WHAT TO WORK ON:
Take every line that has the string "style" and copy it out.
*****
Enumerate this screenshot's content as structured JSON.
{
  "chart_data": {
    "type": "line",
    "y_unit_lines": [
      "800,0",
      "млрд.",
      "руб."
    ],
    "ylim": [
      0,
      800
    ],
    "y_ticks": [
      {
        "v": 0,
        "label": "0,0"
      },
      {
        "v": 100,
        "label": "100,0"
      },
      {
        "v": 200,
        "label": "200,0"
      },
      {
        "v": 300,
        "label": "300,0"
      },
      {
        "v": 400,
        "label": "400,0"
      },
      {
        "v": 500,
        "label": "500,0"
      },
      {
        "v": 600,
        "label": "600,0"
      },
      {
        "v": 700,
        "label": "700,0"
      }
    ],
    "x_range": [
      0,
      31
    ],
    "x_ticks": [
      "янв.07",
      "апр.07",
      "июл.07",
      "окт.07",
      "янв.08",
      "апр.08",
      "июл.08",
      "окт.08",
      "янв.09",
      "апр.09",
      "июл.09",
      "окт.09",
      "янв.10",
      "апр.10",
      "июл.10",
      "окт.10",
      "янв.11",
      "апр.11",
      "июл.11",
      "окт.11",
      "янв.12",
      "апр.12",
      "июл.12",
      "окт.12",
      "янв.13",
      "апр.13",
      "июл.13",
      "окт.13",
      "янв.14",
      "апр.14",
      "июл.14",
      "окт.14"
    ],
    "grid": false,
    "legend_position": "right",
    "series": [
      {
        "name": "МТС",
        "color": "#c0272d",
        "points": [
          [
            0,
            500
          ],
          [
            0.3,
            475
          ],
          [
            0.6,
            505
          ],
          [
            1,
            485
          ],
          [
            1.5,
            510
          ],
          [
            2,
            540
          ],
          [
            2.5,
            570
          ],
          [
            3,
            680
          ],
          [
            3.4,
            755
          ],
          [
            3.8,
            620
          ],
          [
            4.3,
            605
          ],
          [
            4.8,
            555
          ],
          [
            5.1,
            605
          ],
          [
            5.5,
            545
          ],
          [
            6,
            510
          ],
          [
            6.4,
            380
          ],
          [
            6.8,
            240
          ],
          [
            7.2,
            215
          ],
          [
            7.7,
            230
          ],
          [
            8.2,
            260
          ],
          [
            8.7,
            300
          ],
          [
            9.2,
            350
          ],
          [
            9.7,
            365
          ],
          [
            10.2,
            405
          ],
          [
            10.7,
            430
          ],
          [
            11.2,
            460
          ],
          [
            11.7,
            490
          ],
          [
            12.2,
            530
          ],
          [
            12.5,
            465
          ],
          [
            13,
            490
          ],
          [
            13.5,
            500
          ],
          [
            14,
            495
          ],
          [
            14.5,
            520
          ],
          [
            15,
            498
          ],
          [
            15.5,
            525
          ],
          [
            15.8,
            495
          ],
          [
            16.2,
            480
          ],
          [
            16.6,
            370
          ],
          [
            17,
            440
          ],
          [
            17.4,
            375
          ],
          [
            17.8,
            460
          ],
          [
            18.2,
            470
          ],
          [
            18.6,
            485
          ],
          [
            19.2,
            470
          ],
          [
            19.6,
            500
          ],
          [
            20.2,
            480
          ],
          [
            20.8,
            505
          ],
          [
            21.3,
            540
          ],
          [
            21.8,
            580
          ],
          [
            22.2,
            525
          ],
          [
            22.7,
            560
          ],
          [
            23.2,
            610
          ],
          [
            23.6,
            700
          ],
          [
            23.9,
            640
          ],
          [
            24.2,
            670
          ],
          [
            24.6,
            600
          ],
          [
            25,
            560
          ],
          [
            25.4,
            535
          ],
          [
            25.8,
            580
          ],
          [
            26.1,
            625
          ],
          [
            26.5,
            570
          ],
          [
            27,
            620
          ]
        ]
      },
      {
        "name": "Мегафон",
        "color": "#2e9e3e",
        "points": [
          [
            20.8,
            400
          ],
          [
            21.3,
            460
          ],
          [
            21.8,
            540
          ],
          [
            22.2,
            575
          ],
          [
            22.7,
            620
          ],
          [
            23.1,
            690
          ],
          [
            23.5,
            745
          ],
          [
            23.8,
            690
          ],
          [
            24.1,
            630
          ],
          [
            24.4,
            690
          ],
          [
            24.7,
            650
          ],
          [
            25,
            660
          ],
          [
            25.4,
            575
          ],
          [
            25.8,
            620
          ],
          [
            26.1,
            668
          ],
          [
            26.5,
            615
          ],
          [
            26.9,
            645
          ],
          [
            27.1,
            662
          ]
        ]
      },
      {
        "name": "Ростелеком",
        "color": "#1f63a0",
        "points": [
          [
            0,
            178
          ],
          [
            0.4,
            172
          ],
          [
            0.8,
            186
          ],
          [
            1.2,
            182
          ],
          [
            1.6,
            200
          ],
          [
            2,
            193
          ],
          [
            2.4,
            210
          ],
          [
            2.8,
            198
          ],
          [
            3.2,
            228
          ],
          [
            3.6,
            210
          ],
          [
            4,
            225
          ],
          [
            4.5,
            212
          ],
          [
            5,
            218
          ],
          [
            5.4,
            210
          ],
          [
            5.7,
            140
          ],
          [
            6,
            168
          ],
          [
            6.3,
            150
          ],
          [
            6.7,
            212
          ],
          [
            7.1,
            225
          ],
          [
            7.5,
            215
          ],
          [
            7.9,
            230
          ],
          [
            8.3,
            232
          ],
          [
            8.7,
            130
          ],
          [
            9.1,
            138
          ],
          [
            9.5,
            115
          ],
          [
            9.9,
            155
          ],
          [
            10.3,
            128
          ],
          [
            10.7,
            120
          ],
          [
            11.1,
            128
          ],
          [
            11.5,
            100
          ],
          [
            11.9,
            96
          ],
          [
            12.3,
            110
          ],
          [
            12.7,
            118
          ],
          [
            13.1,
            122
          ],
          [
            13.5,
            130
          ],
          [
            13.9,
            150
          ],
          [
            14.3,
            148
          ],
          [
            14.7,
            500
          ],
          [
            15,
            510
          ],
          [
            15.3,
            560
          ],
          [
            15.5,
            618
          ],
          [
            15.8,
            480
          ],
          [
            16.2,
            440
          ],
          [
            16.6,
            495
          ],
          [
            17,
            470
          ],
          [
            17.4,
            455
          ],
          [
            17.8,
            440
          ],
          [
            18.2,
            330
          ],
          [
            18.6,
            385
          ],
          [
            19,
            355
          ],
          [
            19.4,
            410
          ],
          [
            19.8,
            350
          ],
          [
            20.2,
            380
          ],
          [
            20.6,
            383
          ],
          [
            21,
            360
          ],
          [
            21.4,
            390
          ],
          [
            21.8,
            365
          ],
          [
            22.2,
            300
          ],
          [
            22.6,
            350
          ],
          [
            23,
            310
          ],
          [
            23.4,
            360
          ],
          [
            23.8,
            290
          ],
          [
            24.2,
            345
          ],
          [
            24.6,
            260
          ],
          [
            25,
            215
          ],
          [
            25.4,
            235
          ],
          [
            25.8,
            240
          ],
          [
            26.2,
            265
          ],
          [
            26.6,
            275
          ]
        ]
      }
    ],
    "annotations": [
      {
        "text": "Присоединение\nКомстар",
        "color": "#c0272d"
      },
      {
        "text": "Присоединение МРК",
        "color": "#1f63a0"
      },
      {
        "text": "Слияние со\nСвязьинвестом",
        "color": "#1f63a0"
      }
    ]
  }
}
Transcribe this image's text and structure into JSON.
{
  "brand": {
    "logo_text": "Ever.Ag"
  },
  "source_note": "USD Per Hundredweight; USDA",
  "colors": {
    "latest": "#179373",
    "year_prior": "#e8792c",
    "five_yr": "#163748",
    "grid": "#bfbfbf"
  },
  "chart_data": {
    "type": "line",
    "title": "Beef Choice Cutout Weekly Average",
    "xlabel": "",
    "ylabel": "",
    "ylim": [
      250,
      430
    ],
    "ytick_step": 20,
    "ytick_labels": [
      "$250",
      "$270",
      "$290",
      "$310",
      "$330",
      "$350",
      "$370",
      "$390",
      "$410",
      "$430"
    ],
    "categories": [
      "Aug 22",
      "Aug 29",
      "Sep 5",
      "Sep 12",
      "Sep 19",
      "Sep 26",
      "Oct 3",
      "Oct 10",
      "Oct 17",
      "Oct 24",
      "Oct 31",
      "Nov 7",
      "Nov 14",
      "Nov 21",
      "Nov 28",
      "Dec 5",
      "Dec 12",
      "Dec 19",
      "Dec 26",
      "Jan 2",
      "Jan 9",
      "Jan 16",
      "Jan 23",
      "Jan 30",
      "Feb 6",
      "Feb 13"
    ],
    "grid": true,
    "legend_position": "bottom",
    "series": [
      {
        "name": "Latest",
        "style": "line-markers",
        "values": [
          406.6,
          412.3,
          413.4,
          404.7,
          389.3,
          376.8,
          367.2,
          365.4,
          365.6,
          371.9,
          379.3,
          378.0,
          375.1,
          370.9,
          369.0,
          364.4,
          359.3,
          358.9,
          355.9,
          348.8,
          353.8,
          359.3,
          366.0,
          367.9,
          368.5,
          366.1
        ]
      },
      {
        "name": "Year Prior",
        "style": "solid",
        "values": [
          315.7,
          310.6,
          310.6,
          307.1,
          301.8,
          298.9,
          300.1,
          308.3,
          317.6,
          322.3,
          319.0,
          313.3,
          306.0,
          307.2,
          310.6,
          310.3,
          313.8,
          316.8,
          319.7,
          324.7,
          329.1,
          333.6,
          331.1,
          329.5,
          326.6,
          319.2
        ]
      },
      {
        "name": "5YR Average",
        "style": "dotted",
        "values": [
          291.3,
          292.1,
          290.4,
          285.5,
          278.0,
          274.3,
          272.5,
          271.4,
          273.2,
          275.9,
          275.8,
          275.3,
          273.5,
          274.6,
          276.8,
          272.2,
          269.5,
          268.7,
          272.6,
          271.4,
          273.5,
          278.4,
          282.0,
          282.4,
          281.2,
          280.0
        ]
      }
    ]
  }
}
*****
SOLUTION FOR THIS EXERCISE:
        "style": "line-markers",
        "style": "solid",
        "style": "dotted",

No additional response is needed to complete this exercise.